Written task =>
Identify the lines that contain the string "Bovio" and copy all of them.

=== Data for the task ===

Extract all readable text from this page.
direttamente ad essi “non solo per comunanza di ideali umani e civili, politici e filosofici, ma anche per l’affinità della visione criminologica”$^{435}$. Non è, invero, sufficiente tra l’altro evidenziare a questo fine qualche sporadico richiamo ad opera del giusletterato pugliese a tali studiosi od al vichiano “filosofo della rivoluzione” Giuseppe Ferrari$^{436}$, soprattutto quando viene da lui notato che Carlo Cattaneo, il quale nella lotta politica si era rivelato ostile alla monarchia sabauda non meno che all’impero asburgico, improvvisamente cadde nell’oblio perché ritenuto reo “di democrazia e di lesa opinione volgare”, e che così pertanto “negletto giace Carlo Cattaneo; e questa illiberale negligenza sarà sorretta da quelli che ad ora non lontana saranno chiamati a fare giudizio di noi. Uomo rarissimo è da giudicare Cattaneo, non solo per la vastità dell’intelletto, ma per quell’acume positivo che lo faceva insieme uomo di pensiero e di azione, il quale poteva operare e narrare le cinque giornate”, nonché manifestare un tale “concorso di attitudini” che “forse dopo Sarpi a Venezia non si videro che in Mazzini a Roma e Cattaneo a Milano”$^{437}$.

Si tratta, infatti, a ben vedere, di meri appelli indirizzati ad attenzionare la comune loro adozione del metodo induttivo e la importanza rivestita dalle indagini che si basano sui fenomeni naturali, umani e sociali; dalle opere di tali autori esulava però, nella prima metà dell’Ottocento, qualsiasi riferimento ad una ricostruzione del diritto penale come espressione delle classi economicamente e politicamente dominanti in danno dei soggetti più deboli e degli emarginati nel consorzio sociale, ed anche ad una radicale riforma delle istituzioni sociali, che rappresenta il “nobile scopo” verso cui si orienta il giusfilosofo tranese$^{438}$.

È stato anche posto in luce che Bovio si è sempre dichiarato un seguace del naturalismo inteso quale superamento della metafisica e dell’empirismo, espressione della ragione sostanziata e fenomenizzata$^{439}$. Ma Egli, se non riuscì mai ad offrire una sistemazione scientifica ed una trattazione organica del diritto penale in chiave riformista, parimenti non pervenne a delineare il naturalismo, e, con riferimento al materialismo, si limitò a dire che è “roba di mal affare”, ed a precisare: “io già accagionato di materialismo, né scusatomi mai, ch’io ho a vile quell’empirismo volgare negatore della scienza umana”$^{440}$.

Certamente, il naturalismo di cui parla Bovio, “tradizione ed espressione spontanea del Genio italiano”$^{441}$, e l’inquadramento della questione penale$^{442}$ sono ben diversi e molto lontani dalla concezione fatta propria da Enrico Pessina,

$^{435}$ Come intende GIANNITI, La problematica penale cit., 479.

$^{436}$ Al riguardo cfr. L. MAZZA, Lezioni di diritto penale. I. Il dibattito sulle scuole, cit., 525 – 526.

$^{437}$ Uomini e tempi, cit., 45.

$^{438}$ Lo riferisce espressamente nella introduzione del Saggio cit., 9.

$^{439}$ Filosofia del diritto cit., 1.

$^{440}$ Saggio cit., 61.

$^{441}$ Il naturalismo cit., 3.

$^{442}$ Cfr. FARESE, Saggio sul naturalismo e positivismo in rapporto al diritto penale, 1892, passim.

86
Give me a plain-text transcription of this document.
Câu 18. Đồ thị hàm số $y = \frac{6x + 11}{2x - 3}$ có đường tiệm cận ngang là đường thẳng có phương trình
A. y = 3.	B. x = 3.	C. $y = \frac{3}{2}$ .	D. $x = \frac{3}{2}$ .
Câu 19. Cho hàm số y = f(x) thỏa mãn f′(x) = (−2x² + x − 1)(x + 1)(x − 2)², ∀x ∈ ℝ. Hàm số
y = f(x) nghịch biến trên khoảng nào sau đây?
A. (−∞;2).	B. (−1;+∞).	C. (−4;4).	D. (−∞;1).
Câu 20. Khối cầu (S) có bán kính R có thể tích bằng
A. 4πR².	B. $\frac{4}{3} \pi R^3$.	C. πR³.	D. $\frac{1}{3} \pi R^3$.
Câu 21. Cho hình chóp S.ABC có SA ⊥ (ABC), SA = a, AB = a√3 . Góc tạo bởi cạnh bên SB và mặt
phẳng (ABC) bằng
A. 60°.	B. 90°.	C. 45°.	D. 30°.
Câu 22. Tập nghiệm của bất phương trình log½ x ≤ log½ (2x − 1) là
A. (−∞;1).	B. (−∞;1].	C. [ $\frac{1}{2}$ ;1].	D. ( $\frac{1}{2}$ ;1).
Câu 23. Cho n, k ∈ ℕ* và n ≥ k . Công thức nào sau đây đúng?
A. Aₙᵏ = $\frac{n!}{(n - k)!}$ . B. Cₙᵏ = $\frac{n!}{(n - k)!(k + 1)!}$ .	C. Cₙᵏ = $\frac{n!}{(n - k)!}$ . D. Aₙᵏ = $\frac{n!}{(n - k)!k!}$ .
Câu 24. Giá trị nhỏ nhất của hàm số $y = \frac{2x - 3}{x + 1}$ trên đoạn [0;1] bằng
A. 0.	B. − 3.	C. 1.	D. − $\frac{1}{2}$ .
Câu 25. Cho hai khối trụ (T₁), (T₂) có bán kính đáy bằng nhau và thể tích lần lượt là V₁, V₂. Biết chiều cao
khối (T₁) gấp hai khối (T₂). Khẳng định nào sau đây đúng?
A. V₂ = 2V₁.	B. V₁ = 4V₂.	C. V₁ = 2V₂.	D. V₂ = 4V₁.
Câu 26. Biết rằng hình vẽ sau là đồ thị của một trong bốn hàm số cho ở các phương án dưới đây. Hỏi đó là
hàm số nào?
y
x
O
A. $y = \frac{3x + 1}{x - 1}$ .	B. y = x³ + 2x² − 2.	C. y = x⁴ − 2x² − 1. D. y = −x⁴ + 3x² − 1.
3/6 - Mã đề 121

===

Output =>
È stato anche posto in luce che Bovio si è sempre dichiarato un seguace del naturalismo inteso quale superamento della metafisica e dell’empirismo, espressione della ragione sostanziata e fenomenizzata$^{439}$. Ma Egli, se non riuscì mai ad offrire una sistemazione scientifica ed una trattazione organica del diritto penale in chiave riformista, parimenti non pervenne a delineare il naturalismo, e, con riferimento al materialismo, si limitò a dire che è “roba di mal affare”, ed a precisare: “io già accagionato di materialismo, né scusatomi mai, ch’io ho a vile quell’empirismo volgare negatore della scienza umana”$^{440}$.
Certamente, il naturalismo di cui parla Bovio, “tradizione ed espressione spontanea del Genio italiano”$^{441}$, e l’inquadramento della questione penale$^{442}$ sono ben diversi e molto lontani dalla concezione fatta propria da Enrico Pessina,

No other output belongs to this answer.